> _INSTRUCCIONES_:
**1)** Reproduce literalmente el fragmento de la columna sobre Marlaska comprendido entre "Marlaska no dimite, no" y "por la física.", ambos incluidos.
**2)** Según la columna sobre Marlaska, ¿qué declaró el Supremo sobre el cese del coronel López de los Cobos?

> _DOCUMENTO_:
========

Marlaska va a convertirse en el ministro de Interior que más nos ha durado, o el ministro que más nos ha durado simplemente, como si más que un ministro fuera un secretario o un ayuda de cámara de Sánchez. O uno de esos pomposos cargos vitalicios de la monarquía británica, como el cuidador de los cisnes reales o algo así. Marlaska es el gaitero perpetuo de Sánchez, es un catedrático con plaza en el Consejo de ministros y en el telediario, dando lecciones o gaitazos desde la alta silla o trona de la costumbre, la indolencia, la disonancia o el escándalo. Yo creo que los escándalos incluso le añaden cada vez más autoridad y más leyenda, como a un roquero, aunque sea un roquero que se sienta en una cátedra o silla de fraile o de coro o de vieja, o un trono de Dragones y mazmorras, como cuando Axel Rose sustituyó a Brian Johnson en AC-DC y cantó sentado en una silla, por un pie roto (era una cosa entre doña Rogelia, Conan y un papa con gota cantando). Marlaska resiste, aun avinagrado o acecinado, con esa flotabilidad milagrosa que tienen las banderas, esa flotabilidad que no tienen las endebles lanchas de goma, como flotadores de patito, que lanza contra los narcos.

Marlaska no dimite, no se siente aludido, no se siente siquiera tocado, conmovido o llamado, ni por la responsabilidad ni por el decoro ni por la física.

Marlaska, ya mefistofélico o egipciaco, ya sobrenatural y pálido, como el fantasma de un conde emparedado, como un jinete sin cabeza o con cabeza de calabaza que sigue galopando; Marlaska, en fin, no es que haya sobrevivido a muchas adversidades sino que sobre todo ha sobrevivido a la inevitabilidad. O sea, que cada vez que se hablaba de su dimisión parecía inevitable, casi una cosa física, gravitatoria, como si viéramos su cabeza a punto de rodar a poco que se aflojara el nudo de la corbata, con ese aire de Richard Gere aflojándose la corbata que se da él a veces. Parecía inevitable que dimitiera, no ya cuando echó al coronel López de los Cobos por no revelarle información confidencial sobre una investigación judicial, o sea, por ordenarle delinquir, sino cuando el Supremo declaró ilegal este cese. Parecía inevitable con aquella muerte en montonera y con vista gorda de inmigrantes en la valla de Melilla. Parecía inevitable con lo de Pegasus, esa como orgía de espionaje, de todos a todos. Y parece inevitable ahora, cuando han asesinado a dos guardias civiles mientras intentaban enfrentarse a los narcos con el cubito y la palita de playa que les da Interior.

========

> _CONJUNTO DE DATOS_:

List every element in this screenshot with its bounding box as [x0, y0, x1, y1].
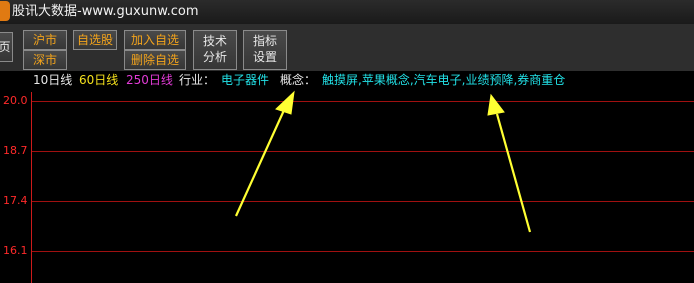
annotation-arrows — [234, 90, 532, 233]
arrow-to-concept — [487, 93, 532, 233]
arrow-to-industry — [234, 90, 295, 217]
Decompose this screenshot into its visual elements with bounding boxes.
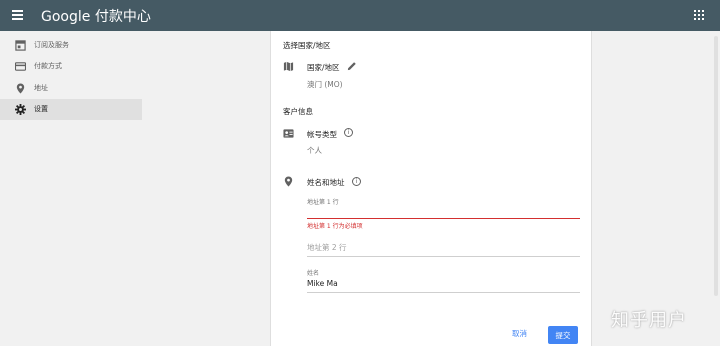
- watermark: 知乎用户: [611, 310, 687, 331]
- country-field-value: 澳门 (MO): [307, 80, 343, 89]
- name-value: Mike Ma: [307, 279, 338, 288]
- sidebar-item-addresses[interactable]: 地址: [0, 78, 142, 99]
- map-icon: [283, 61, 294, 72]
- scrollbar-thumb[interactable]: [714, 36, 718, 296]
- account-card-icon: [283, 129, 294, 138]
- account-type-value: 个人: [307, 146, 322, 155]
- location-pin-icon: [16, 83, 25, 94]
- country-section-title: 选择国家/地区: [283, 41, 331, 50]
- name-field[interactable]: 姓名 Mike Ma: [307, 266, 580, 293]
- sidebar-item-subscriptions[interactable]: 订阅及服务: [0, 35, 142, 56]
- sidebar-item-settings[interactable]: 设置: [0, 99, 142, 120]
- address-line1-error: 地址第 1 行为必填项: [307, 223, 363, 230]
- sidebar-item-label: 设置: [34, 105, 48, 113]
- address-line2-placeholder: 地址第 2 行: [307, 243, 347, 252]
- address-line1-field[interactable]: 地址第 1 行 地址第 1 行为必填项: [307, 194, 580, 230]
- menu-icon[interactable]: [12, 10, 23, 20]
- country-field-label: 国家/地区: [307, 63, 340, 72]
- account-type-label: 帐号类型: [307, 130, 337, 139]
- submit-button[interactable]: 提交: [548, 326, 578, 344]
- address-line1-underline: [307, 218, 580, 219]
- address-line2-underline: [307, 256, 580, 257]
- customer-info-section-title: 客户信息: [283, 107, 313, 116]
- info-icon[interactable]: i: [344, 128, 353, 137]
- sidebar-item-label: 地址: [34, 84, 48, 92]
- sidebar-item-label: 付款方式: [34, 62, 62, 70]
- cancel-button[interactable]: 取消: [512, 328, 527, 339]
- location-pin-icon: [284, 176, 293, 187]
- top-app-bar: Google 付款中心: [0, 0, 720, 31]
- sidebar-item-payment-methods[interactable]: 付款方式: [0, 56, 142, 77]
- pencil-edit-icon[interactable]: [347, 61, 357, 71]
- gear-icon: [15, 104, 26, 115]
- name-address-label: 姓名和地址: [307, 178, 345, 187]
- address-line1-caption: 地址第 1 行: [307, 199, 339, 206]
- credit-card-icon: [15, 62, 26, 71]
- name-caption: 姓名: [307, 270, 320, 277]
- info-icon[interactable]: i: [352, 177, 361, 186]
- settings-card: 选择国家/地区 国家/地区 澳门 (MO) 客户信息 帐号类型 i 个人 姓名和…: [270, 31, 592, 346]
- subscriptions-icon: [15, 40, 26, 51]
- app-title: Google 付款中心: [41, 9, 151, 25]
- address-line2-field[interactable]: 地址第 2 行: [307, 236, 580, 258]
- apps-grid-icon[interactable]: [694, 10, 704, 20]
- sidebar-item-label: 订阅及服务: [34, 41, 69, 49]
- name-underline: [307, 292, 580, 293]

========

> _RESPUESTAS ESPERADAS_:
**1)**
Marlaska no dimite, no se siente aludido, no se siente siquiera tocado, conmovido o llamado, ni por la responsabilidad ni por el decoro ni por la física.

**2)** Que el cese fue ilegal.